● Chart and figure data
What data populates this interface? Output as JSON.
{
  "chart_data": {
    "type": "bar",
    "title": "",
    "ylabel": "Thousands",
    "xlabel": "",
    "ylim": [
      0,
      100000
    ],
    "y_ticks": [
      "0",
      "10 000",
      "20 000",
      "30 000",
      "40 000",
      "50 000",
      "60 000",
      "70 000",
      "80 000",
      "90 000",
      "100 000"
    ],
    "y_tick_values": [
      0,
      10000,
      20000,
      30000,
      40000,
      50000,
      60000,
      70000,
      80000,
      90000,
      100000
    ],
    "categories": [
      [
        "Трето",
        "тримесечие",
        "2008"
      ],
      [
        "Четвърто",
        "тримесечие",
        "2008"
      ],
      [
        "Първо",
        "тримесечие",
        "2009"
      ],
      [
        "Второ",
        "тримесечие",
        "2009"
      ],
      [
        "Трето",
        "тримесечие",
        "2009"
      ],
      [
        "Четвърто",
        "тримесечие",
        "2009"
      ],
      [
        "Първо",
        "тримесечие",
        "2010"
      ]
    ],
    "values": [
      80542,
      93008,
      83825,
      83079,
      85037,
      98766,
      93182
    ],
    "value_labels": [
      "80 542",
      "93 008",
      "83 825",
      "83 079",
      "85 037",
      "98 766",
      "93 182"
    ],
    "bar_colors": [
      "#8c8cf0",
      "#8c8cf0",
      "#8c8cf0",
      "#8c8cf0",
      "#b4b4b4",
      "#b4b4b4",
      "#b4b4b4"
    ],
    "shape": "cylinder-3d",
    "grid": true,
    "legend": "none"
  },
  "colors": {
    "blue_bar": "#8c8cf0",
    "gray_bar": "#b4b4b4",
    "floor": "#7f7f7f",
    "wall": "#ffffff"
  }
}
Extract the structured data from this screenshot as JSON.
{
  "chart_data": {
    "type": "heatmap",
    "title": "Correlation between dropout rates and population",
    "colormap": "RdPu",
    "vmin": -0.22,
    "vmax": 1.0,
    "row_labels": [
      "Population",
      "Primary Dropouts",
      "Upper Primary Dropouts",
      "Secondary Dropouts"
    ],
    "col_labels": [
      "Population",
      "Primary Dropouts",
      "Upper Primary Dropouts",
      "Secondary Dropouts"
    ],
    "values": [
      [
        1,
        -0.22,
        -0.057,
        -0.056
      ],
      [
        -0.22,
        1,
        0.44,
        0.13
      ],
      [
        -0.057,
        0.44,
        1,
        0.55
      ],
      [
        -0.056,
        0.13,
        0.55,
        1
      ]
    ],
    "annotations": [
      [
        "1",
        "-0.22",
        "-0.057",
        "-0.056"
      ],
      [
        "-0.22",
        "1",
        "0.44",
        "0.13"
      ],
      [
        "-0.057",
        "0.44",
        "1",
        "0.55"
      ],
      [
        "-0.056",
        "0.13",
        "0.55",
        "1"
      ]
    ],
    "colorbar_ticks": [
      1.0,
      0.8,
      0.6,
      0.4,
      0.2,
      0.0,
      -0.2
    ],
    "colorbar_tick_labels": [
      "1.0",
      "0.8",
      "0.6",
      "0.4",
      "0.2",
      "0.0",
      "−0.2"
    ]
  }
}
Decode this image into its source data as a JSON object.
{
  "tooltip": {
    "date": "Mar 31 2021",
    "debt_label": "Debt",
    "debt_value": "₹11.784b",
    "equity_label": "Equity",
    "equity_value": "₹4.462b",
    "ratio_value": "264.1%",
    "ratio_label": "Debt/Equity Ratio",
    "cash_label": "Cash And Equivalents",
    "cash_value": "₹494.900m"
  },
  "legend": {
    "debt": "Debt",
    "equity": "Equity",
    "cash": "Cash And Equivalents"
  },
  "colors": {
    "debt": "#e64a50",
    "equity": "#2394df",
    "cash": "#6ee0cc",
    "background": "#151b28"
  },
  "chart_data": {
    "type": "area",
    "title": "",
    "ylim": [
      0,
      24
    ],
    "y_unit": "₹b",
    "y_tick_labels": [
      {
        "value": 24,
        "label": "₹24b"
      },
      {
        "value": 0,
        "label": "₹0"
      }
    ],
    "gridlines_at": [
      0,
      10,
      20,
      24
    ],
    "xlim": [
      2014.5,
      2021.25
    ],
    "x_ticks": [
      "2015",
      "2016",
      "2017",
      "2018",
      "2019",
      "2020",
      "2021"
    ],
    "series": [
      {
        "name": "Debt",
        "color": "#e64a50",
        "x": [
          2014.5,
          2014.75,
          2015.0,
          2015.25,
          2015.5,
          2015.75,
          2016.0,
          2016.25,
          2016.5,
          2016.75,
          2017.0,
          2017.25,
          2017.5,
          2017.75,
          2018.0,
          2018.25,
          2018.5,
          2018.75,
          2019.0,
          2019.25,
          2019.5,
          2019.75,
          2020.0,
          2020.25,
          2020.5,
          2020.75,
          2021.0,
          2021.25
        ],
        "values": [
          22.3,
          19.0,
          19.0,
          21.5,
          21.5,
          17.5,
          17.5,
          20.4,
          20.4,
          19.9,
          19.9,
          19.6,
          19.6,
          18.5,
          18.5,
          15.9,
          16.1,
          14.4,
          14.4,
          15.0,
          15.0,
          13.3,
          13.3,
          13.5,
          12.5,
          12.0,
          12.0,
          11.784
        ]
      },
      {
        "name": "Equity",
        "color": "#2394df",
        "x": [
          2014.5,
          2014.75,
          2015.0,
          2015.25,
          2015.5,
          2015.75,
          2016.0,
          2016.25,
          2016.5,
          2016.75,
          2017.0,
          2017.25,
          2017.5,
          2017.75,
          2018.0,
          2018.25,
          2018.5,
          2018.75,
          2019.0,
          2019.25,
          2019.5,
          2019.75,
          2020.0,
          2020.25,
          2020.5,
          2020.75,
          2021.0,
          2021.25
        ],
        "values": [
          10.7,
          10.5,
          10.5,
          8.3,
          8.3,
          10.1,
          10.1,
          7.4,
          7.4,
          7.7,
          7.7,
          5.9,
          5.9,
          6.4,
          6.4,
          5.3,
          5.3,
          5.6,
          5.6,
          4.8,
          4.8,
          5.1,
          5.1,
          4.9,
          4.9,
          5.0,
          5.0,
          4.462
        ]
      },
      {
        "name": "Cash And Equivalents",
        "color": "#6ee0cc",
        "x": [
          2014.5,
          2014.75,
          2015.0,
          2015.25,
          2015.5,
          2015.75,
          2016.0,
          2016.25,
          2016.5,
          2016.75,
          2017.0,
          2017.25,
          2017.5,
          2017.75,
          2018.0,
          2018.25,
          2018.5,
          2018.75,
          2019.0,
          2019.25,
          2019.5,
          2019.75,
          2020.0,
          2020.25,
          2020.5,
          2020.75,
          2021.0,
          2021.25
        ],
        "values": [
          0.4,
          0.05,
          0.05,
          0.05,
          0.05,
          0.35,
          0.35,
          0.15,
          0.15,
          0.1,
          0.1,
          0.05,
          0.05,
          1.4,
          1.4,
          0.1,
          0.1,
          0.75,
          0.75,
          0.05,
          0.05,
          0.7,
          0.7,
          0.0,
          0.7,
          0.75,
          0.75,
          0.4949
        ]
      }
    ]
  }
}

● What to produce
Could you transcribe the records in full, exactly?

● Task output
What data populates this interface? Output as JSON.
{
  "chart_data": {
    "type": "bar",
    "title": "",
    "ylabel": "Thousands",
    "xlabel": "",
    "ylim": [
      0,
      100000
    ],
    "y_ticks": [
      "0",
      "10 000",
      "20 000",
      "30 000",
      "40 000",
      "50 000",
      "60 000",
      "70 000",
      "80 000",
      "90 000",
      "100 000"
    ],
    "y_tick_values": [
      0,
      10000,
      20000,
      30000,
      40000,
      50000,
      60000,
      70000,
      80000,
      90000,
      100000
    ],
    "categories": [
      [
        "Трето",
        "тримесечие",
        "2008"
      ],
      [
        "Четвърто",
        "тримесечие",
        "2008"
      ],
      [
        "Първо",
        "тримесечие",
        "2009"
      ],
      [
        "Второ",
        "тримесечие",
        "2009"
      ],
      [
        "Трето",
        "тримесечие",
        "2009"
      ],
      [
        "Четвърто",
        "тримесечие",
        "2009"
      ],
      [
        "Първо",
        "тримесечие",
        "2010"
      ]
    ],
    "values": [
      80542,
      93008,
      83825,
      83079,
      85037,
      98766,
      93182
    ],
    "value_labels": [
      "80 542",
      "93 008",
      "83 825",
      "83 079",
      "85 037",
      "98 766",
      "93 182"
    ],
    "bar_colors": [
      "#8c8cf0",
      "#8c8cf0",
      "#8c8cf0",
      "#8c8cf0",
      "#b4b4b4",
      "#b4b4b4",
      "#b4b4b4"
    ],
    "shape": "cylinder-3d",
    "grid": true,
    "legend": "none"
  },
  "colors": {
    "blue_bar": "#8c8cf0",
    "gray_bar": "#b4b4b4",
    "floor": "#7f7f7f",
    "wall": "#ffffff"
  }
}
Extract the structured data from this screenshot as JSON.
{
  "chart_data": {
    "type": "heatmap",
    "title": "Correlation between dropout rates and population",
    "colormap": "RdPu",
    "vmin": -0.22,
    "vmax": 1.0,
    "row_labels": [
      "Population",
      "Primary Dropouts",
      "Upper Primary Dropouts",
      "Secondary Dropouts"
    ],
    "col_labels": [
      "Population",
      "Primary Dropouts",
      "Upper Primary Dropouts",
      "Secondary Dropouts"
    ],
    "values": [
      [
        1,
        -0.22,
        -0.057,
        -0.056
      ],
      [
        -0.22,
        1,
        0.44,
        0.13
      ],
      [
        -0.057,
        0.44,
        1,
        0.55
      ],
      [
        -0.056,
        0.13,
        0.55,
        1
      ]
    ],
    "annotations": [
      [
        "1",
        "-0.22",
        "-0.057",
        "-0.056"
      ],
      [
        "-0.22",
        "1",
        "0.44",
        "0.13"
      ],
      [
        "-0.057",
        "0.44",
        "1",
        "0.55"
      ],
      [
        "-0.056",
        "0.13",
        "0.55",
        "1"
      ]
    ],
    "colorbar_ticks": [
      1.0,
      0.8,
      0.6,
      0.4,
      0.2,
      0.0,
      -0.2
    ],
    "colorbar_tick_labels": [
      "1.0",
      "0.8",
      "0.6",
      "0.4",
      "0.2",
      "0.0",
      "−0.2"
    ]
  }
}
Decode this image into its source data as a JSON object.
{
  "tooltip": {
    "date": "Mar 31 2021",
    "debt_label": "Debt",
    "debt_value": "₹11.784b",
    "equity_label": "Equity",
    "equity_value": "₹4.462b",
    "ratio_value": "264.1%",
    "ratio_label": "Debt/Equity Ratio",
    "cash_label": "Cash And Equivalents",
    "cash_value": "₹494.900m"
  },
  "legend": {
    "debt": "Debt",
    "equity": "Equity",
    "cash": "Cash And Equivalents"
  },
  "colors": {
    "debt": "#e64a50",
    "equity": "#2394df",
    "cash": "#6ee0cc",
    "background": "#151b28"
  },
  "chart_data": {
    "type": "area",
    "title": "",
    "ylim": [
      0,
      24
    ],
    "y_unit": "₹b",
    "y_tick_labels": [
      {
        "value": 24,
        "label": "₹24b"
      },
      {
        "value": 0,
        "label": "₹0"
      }
    ],
    "gridlines_at": [
      0,
      10,
      20,
      24
    ],
    "xlim": [
      2014.5,
      2021.25
    ],
    "x_ticks": [
      "2015",
      "2016",
      "2017",
      "2018",
      "2019",
      "2020",
      "2021"
    ],
    "series": [
      {
        "name": "Debt",
        "color": "#e64a50",
        "x": [
          2014.5,
          2014.75,
          2015.0,
          2015.25,
          2015.5,
          2015.75,
          2016.0,
          2016.25,
          2016.5,
          2016.75,
          2017.0,
          2017.25,
          2017.5,
          2017.75,
          2018.0,
          2018.25,
          2018.5,
          2018.75,
          2019.0,
          2019.25,
          2019.5,
          2019.75,
          2020.0,
          2020.25,
          2020.5,
          2020.75,
          2021.0,
          2021.25
        ],
        "values": [
          22.3,
          19.0,
          19.0,
          21.5,
          21.5,
          17.5,
          17.5,
          20.4,
          20.4,
          19.9,
          19.9,
          19.6,
          19.6,
          18.5,
          18.5,
          15.9,
          16.1,
          14.4,
          14.4,
          15.0,
          15.0,
          13.3,
          13.3,
          13.5,
          12.5,
          12.0,
          12.0,
          11.784
        ]
      },
      {
        "name": "Equity",
        "color": "#2394df",
        "x": [
          2014.5,
          2014.75,
          2015.0,
          2015.25,
          2015.5,
          2015.75,
          2016.0,
          2016.25,
          2016.5,
          2016.75,
          2017.0,
          2017.25,
          2017.5,
          2017.75,
          2018.0,
          2018.25,
          2018.5,
          2018.75,
          2019.0,
          2019.25,
          2019.5,
          2019.75,
          2020.0,
          2020.25,
          2020.5,
          2020.75,
          2021.0,
          2021.25
        ],
        "values": [
          10.7,
          10.5,
          10.5,
          8.3,
          8.3,
          10.1,
          10.1,
          7.4,
          7.4,
          7.7,
          7.7,
          5.9,
          5.9,
          6.4,
          6.4,
          5.3,
          5.3,
          5.6,
          5.6,
          4.8,
          4.8,
          5.1,
          5.1,
          4.9,
          4.9,
          5.0,
          5.0,
          4.462
        ]
      },
      {
        "name": "Cash And Equivalents",
        "color": "#6ee0cc",
        "x": [
          2014.5,
          2014.75,
          2015.0,
          2015.25,
          2015.5,
          2015.75,
          2016.0,
          2016.25,
          2016.5,
          2016.75,
          2017.0,
          2017.25,
          2017.5,
          2017.75,
          2018.0,
          2018.25,
          2018.5,
          2018.75,
          2019.0,
          2019.25,
          2019.5,
          2019.75,
          2020.0,
          2020.25,
          2020.5,
          2020.75,
          2021.0,
          2021.25
        ],
        "values": [
          0.4,
          0.05,
          0.05,
          0.05,
          0.05,
          0.35,
          0.35,
          0.15,
          0.15,
          0.1,
          0.1,
          0.05,
          0.05,
          1.4,
          1.4,
          0.1,
          0.1,
          0.75,
          0.75,
          0.05,
          0.05,
          0.7,
          0.7,
          0.0,
          0.7,
          0.75,
          0.75,
          0.4949
        ]
      }
    ]
  }
}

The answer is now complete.